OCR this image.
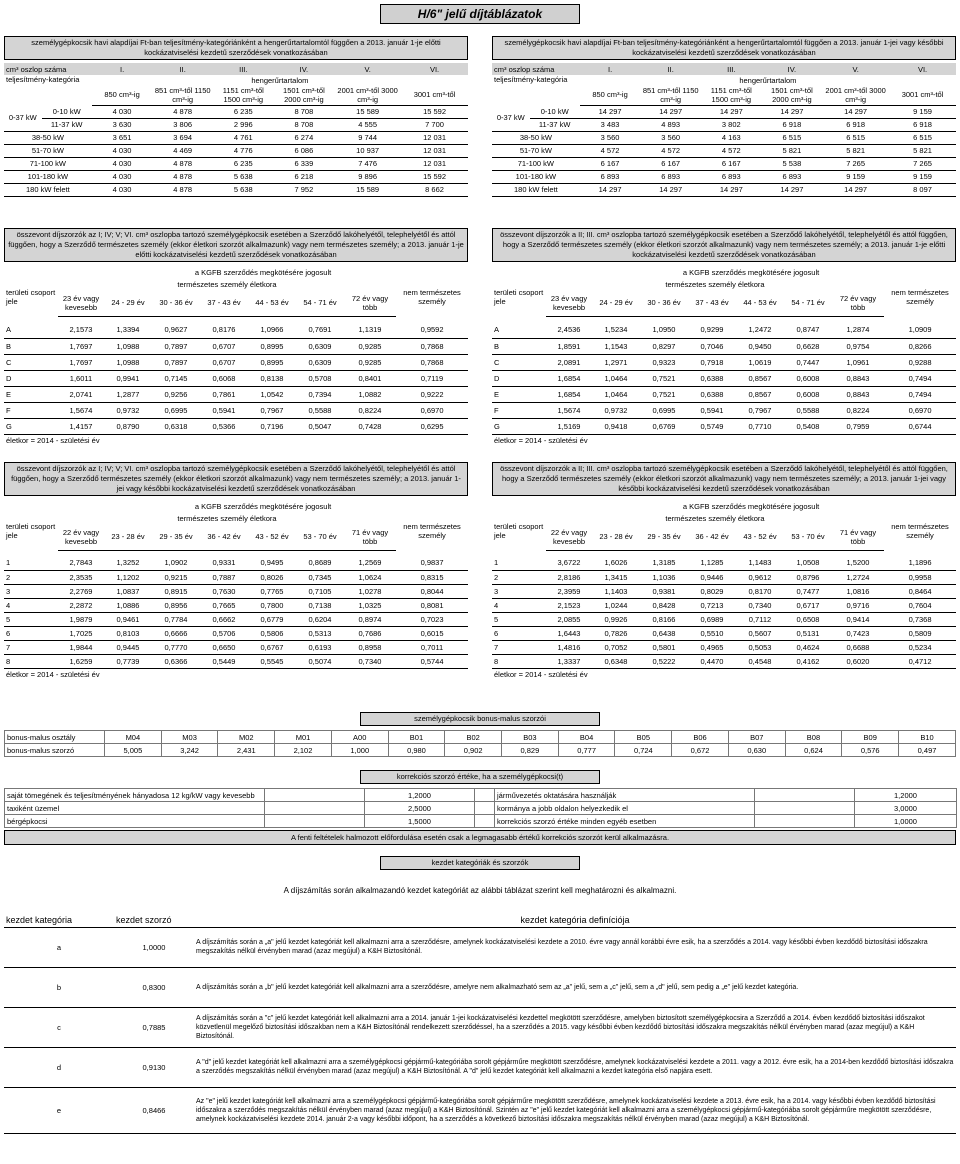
H/6" jelű díjtáblázatok
személygépkocsik havi alapdíjai Ft-ban teljesítmény-kategóriánként a hengerűrtartalomtól függően a 2013. január 1-je előtti kockázatviselési kezdetű szerződések vonatkozásában
cm³ oszlop száma		I.	II.	III.	IV.	V.	VI.
teljesítmény-kategória		hengerűrtartalom					
		850 cm³-ig	851 cm³-től 1150 cm³-ig	1151 cm³-től 1500 cm³-ig	1501 cm³-től 2000 cm³-ig	2001 cm³-től 3000 cm³-ig	3001 cm³-től
0-37 kW	0-10 kW	4 030	4 878	6 235	8 708	15 589	15 592
	11-37 kW	3 630	3 806	2 996	8 708	4 555	7 700
38-50 kW		3 651	3 694	4 761	6 274	9 744	12 031
51-70 kW		4 030	4 469	4 776	6 086	10 937	12 031
71-100 kW		4 030	4 878	6 235	6 339	7 476	12 031
101-180 kW		4 030	4 878	5 638	6 218	9 896	15 592
180 kW felett		4 030	4 878	5 638	7 952	15 589	8 662
személygépkocsik havi alapdíjai Ft-ban teljesítmény-kategóriánként a hengerűrtartalomtól függően a 2013. január 1-jei vagy későbbi kockázatviselési kezdetű szerződések vonatkozásában
cm³ oszlop száma		I.	II.	III.	IV.	V.	VI.
teljesítmény-kategória		hengerűrtartalom					
		850 cm³-ig	851 cm³-től 1150 cm³-ig	1151 cm³-től 1500 cm³-ig	1501 cm³-től 2000 cm³-ig	2001 cm³-től 3000 cm³-ig	3001 cm³-től
0-37 kW	0-10 kW	14 297	14 297	14 297	14 297	14 297	9 159
	11-37 kW	3 483	4 893	3 802	6 918	6 918	6 918
38-50 kW		3 560	3 560	4 163	6 515	6 515	6 515
51-70 kW		4 572	4 572	4 572	5 821	5 821	5 821
71-100 kW		6 167	6 167	6 167	5 538	7 265	7 265
101-180 kW		6 893	6 893	6 893	6 893	9 159	9 159
180 kW felett		14 297	14 297	14 297	14 297	14 297	8 097
összevont díjszorzók az I; IV; V; VI. cm³ oszlopba tartozó személygépkocsik esetében a Szerződő lakóhelyétől, telephelyétől és attól függően, hogy a Szerződő természetes személy (ekkor életkori szorzót alkalmazunk) vagy nem természetes személy; a 2013. január 1-je előtti kockázatviselési kezdetű szerződések vonatkozásában
	a KGFB szerződés megkötésére jogosult							
területi csoport jele	természetes személy életkora							nem természetes személy
	23 év vagy kevesebb	24 - 29 év	30 - 36 év	37 - 43 év	44 - 53 év	54 - 71 év	72 év vagy több	

A	2,1573	1,3394	0,9627	0,8176	1,0966	0,7691	1,1319	0,9592
B	1,7697	1,0988	0,7897	0,6707	0,8995	0,6309	0,9285	0,7868
C	1,7697	1,0988	0,7897	0,6707	0,8995	0,6309	0,9285	0,7868
D	1,6011	0,9941	0,7145	0,6068	0,8138	0,5708	0,8401	0,7119
E	2,0741	1,2877	0,9256	0,7861	1,0542	0,7394	1,0882	0,9222
F	1,5674	0,9732	0,6995	0,5941	0,7967	0,5588	0,8224	0,6970
G	1,4157	0,8790	0,6318	0,5366	0,7196	0,5047	0,7428	0,6295
életkor = 2014 - születési év								
összevont díjszorzók a II; III. cm³ oszlopba tartozó személygépkocsik esetében a Szerződő lakóhelyétől, telephelyétől és attól függően, hogy a Szerződő természetes személy (ekkor életkori szorzót alkalmazunk) vagy nem természetes személy; a 2013. január 1-je előtti kockázatviselési kezdetű szerződések vonatkozásában
	a KGFB szerződés megkötésére jogosult							
területi csoport jele	természetes személy életkora							nem természetes személy
	23 év vagy kevesebb	24 - 29 év	30 - 36 év	37 - 43 év	44 - 53 év	54 - 71 év	72 év vagy több	

A	2,4536	1,5234	1,0950	0,9299	1,2472	0,8747	1,2874	1,0909
B	1,8591	1,1543	0,8297	0,7046	0,9450	0,6628	0,9754	0,8266
C	2,0891	1,2971	0,9323	0,7918	1,0619	0,7447	1,0961	0,9288
D	1,6854	1,0464	0,7521	0,6388	0,8567	0,6008	0,8843	0,7494
E	1,6854	1,0464	0,7521	0,6388	0,8567	0,6008	0,8843	0,7494
F	1,5674	0,9732	0,6995	0,5941	0,7967	0,5588	0,8224	0,6970
G	1,5169	0,9418	0,6769	0,5749	0,7710	0,5408	0,7959	0,6744
életkor = 2014 - születési év								
összevont díjszorzók az I; IV; V; VI. cm³ oszlopba tartozó személygépkocsik esetében a Szerződő lakóhelyétől, telephelyétől és attól függően, hogy a Szerződő természetes személy (ekkor életkori szorzót alkalmazunk) vagy nem természetes személy; a 2013. január 1-jei vagy későbbi kockázatviselési kezdetű szerződések vonatkozásában
	a KGFB szerződés megkötésére jogosult							
területi csoport jele	természetes személy életkora							nem természetes személy
	22 év vagy kevesebb	23 - 28 év	29 - 35 év	36 - 42 év	43 - 52 év	53 - 70 év	71 év vagy több	

1	2,7843	1,3252	1,0902	0,9331	0,9495	0,8689	1,2569	0,9837
2	2,3535	1,1202	0,9215	0,7887	0,8026	0,7345	1,0624	0,8315
3	2,2769	1,0837	0,8915	0,7630	0,7765	0,7105	1,0278	0,8044
4	2,2872	1,0886	0,8956	0,7665	0,7800	0,7138	1,0325	0,8081
5	1,9879	0,9461	0,7784	0,6662	0,6779	0,6204	0,8974	0,7023
6	1,7025	0,8103	0,6666	0,5706	0,5806	0,5313	0,7686	0,6015
7	1,9844	0,9445	0,7770	0,6650	0,6767	0,6193	0,8958	0,7011
8	1,6259	0,7739	0,6366	0,5449	0,5545	0,5074	0,7340	0,5744
életkor = 2014 - születési év								
összevont díjszorzók a II; III. cm³ oszlopba tartozó személygépkocsik esetében a Szerződő lakóhelyétől, telephelyétől és attól függően, hogy a Szerződő természetes személy (ekkor életkori szorzót alkalmazunk) vagy nem természetes személy; a 2013. január 1-jei vagy későbbi kockázatviselési kezdetű szerződések vonatkozásában
	a KGFB szerződés megkötésére jogosult							
területi csoport jele	természetes személy életkora							nem természetes személy
	22 év vagy kevesebb	23 - 28 év	29 - 35 év	36 - 42 év	43 - 52 év	53 - 70 év	71 év vagy több	

1	3,6722	1,6026	1,3185	1,1285	1,1483	1,0508	1,5200	1,1896
2	2,8186	1,3415	1,1036	0,9446	0,9612	0,8796	1,2724	0,9958
3	2,3959	1,1403	0,9381	0,8029	0,8170	0,7477	1,0816	0,8464
4	2,1523	1,0244	0,8428	0,7213	0,7340	0,6717	0,9716	0,7604
5	2,0855	0,9926	0,8166	0,6989	0,7112	0,6508	0,9414	0,7368
6	1,6443	0,7826	0,6438	0,5510	0,5607	0,5131	0,7423	0,5809
7	1,4816	0,7052	0,5801	0,4965	0,5053	0,4624	0,6688	0,5234
8	1,3337	0,6348	0,5222	0,4470	0,4548	0,4162	0,6020	0,4712
életkor = 2014 - születési év								
személygépkocsik bonus-malus szorzói
bonus-malus osztály	M04	M03	M02	M01	A00	B01	B02	B03	B04	B05	B06	B07	B08	B09	B10
bonus-malus szorzó	5,005	3,242	2,431	2,102	1,000	0,980	0,902	0,829	0,777	0,724	0,672	0,630	0,624	0,576	0,497
korrekciós szorzó értéke, ha a személygépkocsi(t)
saját tömegének és teljesítményének hányadosa 12 kg/kW vagy kevesebb		1,2000		járművezetés oktatására használják		1,2000
taxiként üzemel		2,5000		kormánya a jobb oldalon helyezkedik el		3,0000
bérgépkocsi		1,5000		korrekciós szorzó értéke minden egyéb esetben		1,0000
A fenti feltételek halmozott előfordulása esetén csak a legmagasabb értékű korrekciós szorzót kerül alkalmazásra.
kezdet kategóriák és szorzók
A díjszámítás során alkalmazandó kezdet kategóriát az alábbi táblázat szerint kell meghatározni és alkalmazni.
kezdet kategória	kezdet szorzó	kezdet kategória definíciója
a	1,0000	A díjszámítás során a „a" jelű kezdet kategóriát kell alkalmazni arra a szerződésre, amelynek kockázatviselési kezdete a 2010. évre vagy annál korábbi évre esik, ha a szerződés a 2014. vagy későbbi évben kezdődő biztosítási időszakra megszakítás nélkül érvényben marad (azaz megújul) a K&H Biztosítónál.
b	0,8300	A díjszámítás során a „b" jelű kezdet kategóriát kell alkalmazni arra a szerződésre, amelyre nem alkalmazható sem az „a" jelű, sem a „c" jelű, sem a „d" jelű, sem pedig a „e" jelű kezdet kategória.
c	0,7885	A díjszámítás során a "c" jelű kezdet kategóriát kell alkalmazni arra a 2014. január 1-jei kockázatviselési kezdettel megkötött szerződésre, amelyben biztosított személygépkocsira a Szerződő a 2014. évben kezdődő biztosítási időszakot közvetlenül megelőző biztosítási időszakban nem a K&H Biztosítónál rendelkezett szerződéssel, ha a szerződés a 2015. vagy későbbi évben kezdődő biztosítási időszakra megszakítás nélkül érvényben marad (azaz megújul) a K&H Biztosítónál.
d	0,9130	A "d" jelű kezdet kategóriát kell alkalmazni arra a személygépkocsi gépjármű-kategóriába sorolt gépjárműre megkötött szerződésre, amelynek kockázatviselési kezdete a 2011. vagy a 2012. évre esik, ha a 2014-ben kezdődő biztosítási időszakra a szerződés megszakítás nélkül érvényben marad (azaz megújul) a K&H Biztosítónál. A "d" jelű kezdet kategóriát kell alkalmazni a kezdet kategória első napjára esett.
e	0,8466	Az "e" jelű kezdet kategóriát kell alkalmazni arra a személygépkocsi gépjármű-kategóriába sorolt gépjárműre megkötött szerződésre, amelynek kockázatviselési kezdete a 2013. évre esik, ha a 2014. vagy későbbi évben kezdődő biztosítási időszakra a szerződés megszakítás nélkül érvényben marad (azaz megújul) a K&H Biztosítónál. Szintén az "e" jelű kezdet kategóriát kell alkalmazni arra a személygépkocsi gépjármű-kategóriába sorolt gépjárműre megkötött szerződésre, amelynek kockázatviselési kezdete 2014. január 2-a vagy későbbi időpont, ha a szerződés a következő biztosítási időszakra megszakítás nélkül érvényben marad (azaz megújul) a K&H Biztosítónál.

— TASK BRIEF —
Pull out every line of the records above that contains the word "felett".

— TASK SOLUTION —
180 kW felett		4 030	4 878	5 638	7 952	15 589	8 662
180 kW felett		14 297	14 297	14 297	14 297	14 297	8 097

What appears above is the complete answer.